■ Task brief ■
Copy the items below, changing every "chevron-down-icon" to "expand-arrow-icon" and leaving everything else as it is.

— START Stored records —

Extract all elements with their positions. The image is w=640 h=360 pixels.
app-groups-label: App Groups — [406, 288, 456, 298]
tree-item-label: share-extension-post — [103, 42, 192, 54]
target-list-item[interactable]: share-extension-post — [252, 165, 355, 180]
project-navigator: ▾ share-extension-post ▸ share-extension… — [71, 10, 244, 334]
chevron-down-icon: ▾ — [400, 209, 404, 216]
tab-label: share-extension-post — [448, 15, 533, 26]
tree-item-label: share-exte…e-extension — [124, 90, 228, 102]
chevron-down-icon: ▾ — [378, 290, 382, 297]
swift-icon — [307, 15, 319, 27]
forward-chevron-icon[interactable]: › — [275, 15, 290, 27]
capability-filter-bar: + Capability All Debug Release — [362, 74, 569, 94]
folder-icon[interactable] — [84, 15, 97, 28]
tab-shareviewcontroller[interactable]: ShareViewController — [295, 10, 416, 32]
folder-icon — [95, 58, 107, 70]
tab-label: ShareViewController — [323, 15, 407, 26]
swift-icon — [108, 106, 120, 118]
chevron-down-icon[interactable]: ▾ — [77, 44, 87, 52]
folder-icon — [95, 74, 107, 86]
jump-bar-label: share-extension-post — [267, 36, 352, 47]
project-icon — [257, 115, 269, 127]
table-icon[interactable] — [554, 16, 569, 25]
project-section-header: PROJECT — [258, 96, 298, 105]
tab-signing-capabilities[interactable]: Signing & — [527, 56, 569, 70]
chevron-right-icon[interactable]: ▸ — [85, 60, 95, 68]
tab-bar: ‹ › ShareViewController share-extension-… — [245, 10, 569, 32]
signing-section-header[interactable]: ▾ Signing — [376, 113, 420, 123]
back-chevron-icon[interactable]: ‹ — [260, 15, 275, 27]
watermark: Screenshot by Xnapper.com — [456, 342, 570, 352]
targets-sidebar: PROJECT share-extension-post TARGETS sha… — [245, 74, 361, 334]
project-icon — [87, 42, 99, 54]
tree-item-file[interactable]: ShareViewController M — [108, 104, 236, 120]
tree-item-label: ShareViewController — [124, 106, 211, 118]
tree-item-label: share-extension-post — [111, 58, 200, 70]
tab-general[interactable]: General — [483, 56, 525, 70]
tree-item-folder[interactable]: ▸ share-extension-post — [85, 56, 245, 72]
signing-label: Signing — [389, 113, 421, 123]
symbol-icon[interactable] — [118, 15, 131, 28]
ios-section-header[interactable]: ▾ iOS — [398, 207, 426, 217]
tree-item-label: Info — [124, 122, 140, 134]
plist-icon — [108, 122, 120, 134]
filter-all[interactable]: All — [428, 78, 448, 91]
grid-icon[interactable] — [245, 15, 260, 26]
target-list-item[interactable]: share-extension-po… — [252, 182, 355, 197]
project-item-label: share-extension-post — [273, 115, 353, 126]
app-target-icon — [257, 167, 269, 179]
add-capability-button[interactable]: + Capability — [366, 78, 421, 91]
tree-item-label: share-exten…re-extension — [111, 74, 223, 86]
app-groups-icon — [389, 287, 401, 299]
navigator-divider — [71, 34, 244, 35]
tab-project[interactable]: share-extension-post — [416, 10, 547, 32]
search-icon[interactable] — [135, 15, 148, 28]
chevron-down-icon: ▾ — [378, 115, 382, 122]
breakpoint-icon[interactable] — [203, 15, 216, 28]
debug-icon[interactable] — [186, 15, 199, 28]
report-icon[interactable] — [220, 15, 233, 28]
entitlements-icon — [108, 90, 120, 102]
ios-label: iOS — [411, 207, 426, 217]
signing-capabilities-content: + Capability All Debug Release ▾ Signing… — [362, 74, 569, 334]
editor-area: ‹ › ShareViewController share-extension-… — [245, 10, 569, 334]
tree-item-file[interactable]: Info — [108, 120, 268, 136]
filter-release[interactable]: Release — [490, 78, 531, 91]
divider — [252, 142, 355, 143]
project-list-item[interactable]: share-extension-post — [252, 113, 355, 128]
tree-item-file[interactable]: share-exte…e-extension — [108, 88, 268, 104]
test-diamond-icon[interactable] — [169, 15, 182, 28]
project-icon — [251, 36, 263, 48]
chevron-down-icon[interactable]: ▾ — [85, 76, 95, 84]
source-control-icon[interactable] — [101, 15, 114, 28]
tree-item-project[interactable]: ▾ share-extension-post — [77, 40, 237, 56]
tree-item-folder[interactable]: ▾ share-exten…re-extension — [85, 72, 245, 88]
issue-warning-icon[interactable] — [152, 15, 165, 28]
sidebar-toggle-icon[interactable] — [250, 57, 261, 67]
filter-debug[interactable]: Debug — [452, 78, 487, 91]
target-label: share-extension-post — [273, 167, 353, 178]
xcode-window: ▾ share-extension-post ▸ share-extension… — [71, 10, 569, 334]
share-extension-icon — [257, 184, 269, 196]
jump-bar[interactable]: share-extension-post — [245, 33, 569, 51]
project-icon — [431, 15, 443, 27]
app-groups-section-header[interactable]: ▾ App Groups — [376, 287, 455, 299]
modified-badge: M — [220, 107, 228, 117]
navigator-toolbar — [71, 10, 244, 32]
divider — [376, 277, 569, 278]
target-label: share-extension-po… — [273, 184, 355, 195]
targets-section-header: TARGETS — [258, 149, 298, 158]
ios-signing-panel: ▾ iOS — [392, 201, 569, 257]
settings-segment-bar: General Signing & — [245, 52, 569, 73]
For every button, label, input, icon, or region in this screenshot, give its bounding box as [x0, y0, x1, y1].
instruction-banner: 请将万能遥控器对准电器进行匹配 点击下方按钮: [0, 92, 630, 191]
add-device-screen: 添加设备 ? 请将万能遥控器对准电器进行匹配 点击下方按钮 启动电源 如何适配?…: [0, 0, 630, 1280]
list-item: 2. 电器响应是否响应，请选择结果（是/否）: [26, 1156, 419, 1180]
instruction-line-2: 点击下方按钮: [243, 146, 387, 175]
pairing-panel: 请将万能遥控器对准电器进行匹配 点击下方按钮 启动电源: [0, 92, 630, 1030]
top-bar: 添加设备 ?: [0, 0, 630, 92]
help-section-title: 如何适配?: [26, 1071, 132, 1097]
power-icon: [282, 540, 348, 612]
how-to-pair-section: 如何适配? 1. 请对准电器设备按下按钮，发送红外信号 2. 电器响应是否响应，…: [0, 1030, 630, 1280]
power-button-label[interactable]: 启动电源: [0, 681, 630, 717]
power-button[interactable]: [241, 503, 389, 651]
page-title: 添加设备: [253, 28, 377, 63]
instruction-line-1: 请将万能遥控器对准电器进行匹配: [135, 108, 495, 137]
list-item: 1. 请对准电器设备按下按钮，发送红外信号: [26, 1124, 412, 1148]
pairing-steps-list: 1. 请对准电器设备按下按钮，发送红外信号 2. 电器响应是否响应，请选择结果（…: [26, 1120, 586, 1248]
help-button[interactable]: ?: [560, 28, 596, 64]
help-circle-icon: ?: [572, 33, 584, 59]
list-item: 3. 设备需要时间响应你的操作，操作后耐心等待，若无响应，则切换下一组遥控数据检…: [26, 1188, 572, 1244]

— END Stored records —

■ Correct answer ■
Extract all elements with their positions. The image is w=640 h=360 pixels.
app-groups-label: App Groups — [406, 288, 456, 298]
tree-item-label: share-extension-post — [103, 42, 192, 54]
target-list-item[interactable]: share-extension-post — [252, 165, 355, 180]
project-navigator: ▾ share-extension-post ▸ share-extension… — [71, 10, 244, 334]
expand-arrow-icon: ▾ — [400, 209, 404, 216]
tab-label: share-extension-post — [448, 15, 533, 26]
tree-item-label: share-exte…e-extension — [124, 90, 228, 102]
expand-arrow-icon: ▾ — [378, 290, 382, 297]
swift-icon — [307, 15, 319, 27]
forward-chevron-icon[interactable]: › — [275, 15, 290, 27]
capability-filter-bar: + Capability All Debug Release — [362, 74, 569, 94]
folder-icon[interactable] — [84, 15, 97, 28]
tab-shareviewcontroller[interactable]: ShareViewController — [295, 10, 416, 32]
folder-icon — [95, 58, 107, 70]
tab-label: ShareViewController — [323, 15, 407, 26]
swift-icon — [108, 106, 120, 118]
expand-arrow-icon[interactable]: ▾ — [77, 44, 87, 52]
folder-icon — [95, 74, 107, 86]
jump-bar-label: share-extension-post — [267, 36, 352, 47]
project-icon — [257, 115, 269, 127]
table-icon[interactable] — [554, 16, 569, 25]
project-section-header: PROJECT — [258, 96, 298, 105]
tab-signing-capabilities[interactable]: Signing & — [527, 56, 569, 70]
chevron-right-icon[interactable]: ▸ — [85, 60, 95, 68]
tab-bar: ‹ › ShareViewController share-extension-… — [245, 10, 569, 32]
signing-section-header[interactable]: ▾ Signing — [376, 113, 420, 123]
back-chevron-icon[interactable]: ‹ — [260, 15, 275, 27]
watermark: Screenshot by Xnapper.com — [456, 342, 570, 352]
targets-sidebar: PROJECT share-extension-post TARGETS sha… — [245, 74, 361, 334]
project-icon — [87, 42, 99, 54]
tree-item-file[interactable]: ShareViewController M — [108, 104, 236, 120]
tree-item-label: ShareViewController — [124, 106, 211, 118]
tree-item-label: share-extension-post — [111, 58, 200, 70]
tab-general[interactable]: General — [483, 56, 525, 70]
tree-item-folder[interactable]: ▸ share-extension-post — [85, 56, 245, 72]
signing-label: Signing — [389, 113, 421, 123]
symbol-icon[interactable] — [118, 15, 131, 28]
ios-section-header[interactable]: ▾ iOS — [398, 207, 426, 217]
tree-item-label: Info — [124, 122, 140, 134]
plist-icon — [108, 122, 120, 134]
filter-all[interactable]: All — [428, 78, 448, 91]
grid-icon[interactable] — [245, 15, 260, 26]
target-list-item[interactable]: share-extension-po… — [252, 182, 355, 197]
project-item-label: share-extension-post — [273, 115, 353, 126]
app-target-icon — [257, 167, 269, 179]
add-capability-button[interactable]: + Capability — [366, 78, 421, 91]
tree-item-label: share-exten…re-extension — [111, 74, 223, 86]
app-groups-icon — [389, 287, 401, 299]
navigator-divider — [71, 34, 244, 35]
tab-project[interactable]: share-extension-post — [416, 10, 547, 32]
search-icon[interactable] — [135, 15, 148, 28]
expand-arrow-icon: ▾ — [378, 115, 382, 122]
breakpoint-icon[interactable] — [203, 15, 216, 28]
debug-icon[interactable] — [186, 15, 199, 28]
report-icon[interactable] — [220, 15, 233, 28]
entitlements-icon — [108, 90, 120, 102]
ios-label: iOS — [411, 207, 426, 217]
signing-capabilities-content: + Capability All Debug Release ▾ Signing… — [362, 74, 569, 334]
editor-area: ‹ › ShareViewController share-extension-… — [245, 10, 569, 334]
tree-item-file[interactable]: Info — [108, 120, 268, 136]
filter-release[interactable]: Release — [490, 78, 531, 91]
divider — [252, 142, 355, 143]
project-list-item[interactable]: share-extension-post — [252, 113, 355, 128]
tree-item-file[interactable]: share-exte…e-extension — [108, 88, 268, 104]
test-diamond-icon[interactable] — [169, 15, 182, 28]
project-icon — [251, 36, 263, 48]
expand-arrow-icon[interactable]: ▾ — [85, 76, 95, 84]
source-control-icon[interactable] — [101, 15, 114, 28]
tree-item-project[interactable]: ▾ share-extension-post — [77, 40, 237, 56]
tree-item-folder[interactable]: ▾ share-exten…re-extension — [85, 72, 245, 88]
issue-warning-icon[interactable] — [152, 15, 165, 28]
sidebar-toggle-icon[interactable] — [250, 57, 261, 67]
filter-debug[interactable]: Debug — [452, 78, 487, 91]
target-label: share-extension-post — [273, 167, 353, 178]
xcode-window: ▾ share-extension-post ▸ share-extension… — [71, 10, 569, 334]
share-extension-icon — [257, 184, 269, 196]
jump-bar[interactable]: share-extension-post — [245, 33, 569, 51]
project-icon — [431, 15, 443, 27]
app-groups-section-header[interactable]: ▾ App Groups — [376, 287, 455, 299]
modified-badge: M — [220, 107, 228, 117]
navigator-toolbar — [71, 10, 244, 32]
divider — [376, 277, 569, 278]
target-label: share-extension-po… — [273, 184, 355, 195]
targets-section-header: TARGETS — [258, 149, 298, 158]
ios-signing-panel: ▾ iOS — [392, 201, 569, 257]
settings-segment-bar: General Signing & — [245, 52, 569, 73]
For every button, label, input, icon, or region in this screenshot, give its bounding box as [x0, y0, x1, y1].
instruction-banner: 请将万能遥控器对准电器进行匹配 点击下方按钮: [0, 92, 630, 191]
add-device-screen: 添加设备 ? 请将万能遥控器对准电器进行匹配 点击下方按钮 启动电源 如何适配?…: [0, 0, 630, 1280]
list-item: 2. 电器响应是否响应，请选择结果（是/否）: [26, 1156, 419, 1180]
instruction-line-2: 点击下方按钮: [243, 146, 387, 175]
pairing-panel: 请将万能遥控器对准电器进行匹配 点击下方按钮 启动电源: [0, 92, 630, 1030]
top-bar: 添加设备 ?: [0, 0, 630, 92]
help-section-title: 如何适配?: [26, 1071, 132, 1097]
power-icon: [282, 540, 348, 612]
how-to-pair-section: 如何适配? 1. 请对准电器设备按下按钮，发送红外信号 2. 电器响应是否响应，…: [0, 1030, 630, 1280]
power-button-label[interactable]: 启动电源: [0, 681, 630, 717]
power-button[interactable]: [241, 503, 389, 651]
page-title: 添加设备: [253, 28, 377, 63]
instruction-line-1: 请将万能遥控器对准电器进行匹配: [135, 108, 495, 137]
list-item: 1. 请对准电器设备按下按钮，发送红外信号: [26, 1124, 412, 1148]
pairing-steps-list: 1. 请对准电器设备按下按钮，发送红外信号 2. 电器响应是否响应，请选择结果（…: [26, 1120, 586, 1248]
help-button[interactable]: ?: [560, 28, 596, 64]
help-circle-icon: ?: [572, 33, 584, 59]
list-item: 3. 设备需要时间响应你的操作，操作后耐心等待，若无响应，则切换下一组遥控数据检…: [26, 1188, 572, 1244]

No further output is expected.